Quote the listing below in its entirety.
:: Data for this task ::
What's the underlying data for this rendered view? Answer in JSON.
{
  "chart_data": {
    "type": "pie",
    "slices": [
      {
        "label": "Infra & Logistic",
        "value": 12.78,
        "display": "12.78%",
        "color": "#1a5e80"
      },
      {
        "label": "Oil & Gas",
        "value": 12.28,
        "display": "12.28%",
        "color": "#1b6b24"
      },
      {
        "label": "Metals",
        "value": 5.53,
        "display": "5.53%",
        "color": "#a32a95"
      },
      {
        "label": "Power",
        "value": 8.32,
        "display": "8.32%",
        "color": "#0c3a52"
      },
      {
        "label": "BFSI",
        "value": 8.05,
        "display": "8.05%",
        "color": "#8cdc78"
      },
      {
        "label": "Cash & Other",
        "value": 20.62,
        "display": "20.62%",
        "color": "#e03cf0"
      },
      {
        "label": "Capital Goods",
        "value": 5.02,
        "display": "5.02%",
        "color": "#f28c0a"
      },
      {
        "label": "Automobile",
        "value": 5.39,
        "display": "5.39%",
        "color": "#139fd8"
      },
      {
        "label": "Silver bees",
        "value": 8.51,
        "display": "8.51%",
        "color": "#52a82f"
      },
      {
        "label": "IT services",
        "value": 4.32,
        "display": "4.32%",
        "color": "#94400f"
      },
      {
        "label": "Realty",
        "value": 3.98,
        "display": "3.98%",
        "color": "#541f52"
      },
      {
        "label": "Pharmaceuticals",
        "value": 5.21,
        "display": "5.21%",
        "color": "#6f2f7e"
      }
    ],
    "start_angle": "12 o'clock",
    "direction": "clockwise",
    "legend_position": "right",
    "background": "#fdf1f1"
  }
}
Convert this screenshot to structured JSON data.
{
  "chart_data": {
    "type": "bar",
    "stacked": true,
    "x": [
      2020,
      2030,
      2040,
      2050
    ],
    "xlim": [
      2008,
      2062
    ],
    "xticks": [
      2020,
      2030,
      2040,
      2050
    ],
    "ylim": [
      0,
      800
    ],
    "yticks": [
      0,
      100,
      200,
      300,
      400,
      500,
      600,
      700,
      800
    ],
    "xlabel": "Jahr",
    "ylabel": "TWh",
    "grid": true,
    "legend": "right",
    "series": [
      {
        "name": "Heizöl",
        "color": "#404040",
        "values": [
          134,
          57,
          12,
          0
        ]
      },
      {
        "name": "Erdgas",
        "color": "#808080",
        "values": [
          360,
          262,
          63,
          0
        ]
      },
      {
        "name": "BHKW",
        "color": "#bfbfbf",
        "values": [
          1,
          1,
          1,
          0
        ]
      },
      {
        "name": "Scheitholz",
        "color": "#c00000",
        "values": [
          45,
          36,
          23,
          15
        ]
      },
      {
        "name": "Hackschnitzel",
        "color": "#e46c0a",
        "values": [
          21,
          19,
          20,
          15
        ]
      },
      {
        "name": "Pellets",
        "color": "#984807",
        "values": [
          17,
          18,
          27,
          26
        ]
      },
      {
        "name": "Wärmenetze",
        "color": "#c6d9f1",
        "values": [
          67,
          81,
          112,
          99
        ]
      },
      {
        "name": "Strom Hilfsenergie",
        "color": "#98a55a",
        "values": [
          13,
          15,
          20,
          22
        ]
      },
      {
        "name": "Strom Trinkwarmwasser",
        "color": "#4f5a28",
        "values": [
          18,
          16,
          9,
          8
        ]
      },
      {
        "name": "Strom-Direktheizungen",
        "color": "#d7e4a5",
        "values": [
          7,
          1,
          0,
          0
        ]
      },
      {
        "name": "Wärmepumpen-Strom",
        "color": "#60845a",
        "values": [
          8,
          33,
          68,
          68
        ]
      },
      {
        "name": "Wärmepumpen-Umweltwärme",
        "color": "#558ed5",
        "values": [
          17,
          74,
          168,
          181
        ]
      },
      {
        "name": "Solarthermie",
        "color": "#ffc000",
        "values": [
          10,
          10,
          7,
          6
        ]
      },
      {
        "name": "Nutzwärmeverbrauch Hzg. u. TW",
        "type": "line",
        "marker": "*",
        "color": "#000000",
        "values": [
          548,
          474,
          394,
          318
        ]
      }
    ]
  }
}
:::
• Solved exercise:
What's the underlying data for this rendered view? Answer in JSON.
{
  "chart_data": {
    "type": "pie",
    "slices": [
      {
        "label": "Infra & Logistic",
        "value": 12.78,
        "display": "12.78%",
        "color": "#1a5e80"
      },
      {
        "label": "Oil & Gas",
        "value": 12.28,
        "display": "12.28%",
        "color": "#1b6b24"
      },
      {
        "label": "Metals",
        "value": 5.53,
        "display": "5.53%",
        "color": "#a32a95"
      },
      {
        "label": "Power",
        "value": 8.32,
        "display": "8.32%",
        "color": "#0c3a52"
      },
      {
        "label": "BFSI",
        "value": 8.05,
        "display": "8.05%",
        "color": "#8cdc78"
      },
      {
        "label": "Cash & Other",
        "value": 20.62,
        "display": "20.62%",
        "color": "#e03cf0"
      },
      {
        "label": "Capital Goods",
        "value": 5.02,
        "display": "5.02%",
        "color": "#f28c0a"
      },
      {
        "label": "Automobile",
        "value": 5.39,
        "display": "5.39%",
        "color": "#139fd8"
      },
      {
        "label": "Silver bees",
        "value": 8.51,
        "display": "8.51%",
        "color": "#52a82f"
      },
      {
        "label": "IT services",
        "value": 4.32,
        "display": "4.32%",
        "color": "#94400f"
      },
      {
        "label": "Realty",
        "value": 3.98,
        "display": "3.98%",
        "color": "#541f52"
      },
      {
        "label": "Pharmaceuticals",
        "value": 5.21,
        "display": "5.21%",
        "color": "#6f2f7e"
      }
    ],
    "start_angle": "12 o'clock",
    "direction": "clockwise",
    "legend_position": "right",
    "background": "#fdf1f1"
  }
}
Convert this screenshot to structured JSON data.
{
  "chart_data": {
    "type": "bar",
    "stacked": true,
    "x": [
      2020,
      2030,
      2040,
      2050
    ],
    "xlim": [
      2008,
      2062
    ],
    "xticks": [
      2020,
      2030,
      2040,
      2050
    ],
    "ylim": [
      0,
      800
    ],
    "yticks": [
      0,
      100,
      200,
      300,
      400,
      500,
      600,
      700,
      800
    ],
    "xlabel": "Jahr",
    "ylabel": "TWh",
    "grid": true,
    "legend": "right",
    "series": [
      {
        "name": "Heizöl",
        "color": "#404040",
        "values": [
          134,
          57,
          12,
          0
        ]
      },
      {
        "name": "Erdgas",
        "color": "#808080",
        "values": [
          360,
          262,
          63,
          0
        ]
      },
      {
        "name": "BHKW",
        "color": "#bfbfbf",
        "values": [
          1,
          1,
          1,
          0
        ]
      },
      {
        "name": "Scheitholz",
        "color": "#c00000",
        "values": [
          45,
          36,
          23,
          15
        ]
      },
      {
        "name": "Hackschnitzel",
        "color": "#e46c0a",
        "values": [
          21,
          19,
          20,
          15
        ]
      },
      {
        "name": "Pellets",
        "color": "#984807",
        "values": [
          17,
          18,
          27,
          26
        ]
      },
      {
        "name": "Wärmenetze",
        "color": "#c6d9f1",
        "values": [
          67,
          81,
          112,
          99
        ]
      },
      {
        "name": "Strom Hilfsenergie",
        "color": "#98a55a",
        "values": [
          13,
          15,
          20,
          22
        ]
      },
      {
        "name": "Strom Trinkwarmwasser",
        "color": "#4f5a28",
        "values": [
          18,
          16,
          9,
          8
        ]
      },
      {
        "name": "Strom-Direktheizungen",
        "color": "#d7e4a5",
        "values": [
          7,
          1,
          0,
          0
        ]
      },
      {
        "name": "Wärmepumpen-Strom",
        "color": "#60845a",
        "values": [
          8,
          33,
          68,
          68
        ]
      },
      {
        "name": "Wärmepumpen-Umweltwärme",
        "color": "#558ed5",
        "values": [
          17,
          74,
          168,
          181
        ]
      },
      {
        "name": "Solarthermie",
        "color": "#ffc000",
        "values": [
          10,
          10,
          7,
          6
        ]
      },
      {
        "name": "Nutzwärmeverbrauch Hzg. u. TW",
        "type": "line",
        "marker": "*",
        "color": "#000000",
        "values": [
          548,
          474,
          394,
          318
        ]
      }
    ]
  }
}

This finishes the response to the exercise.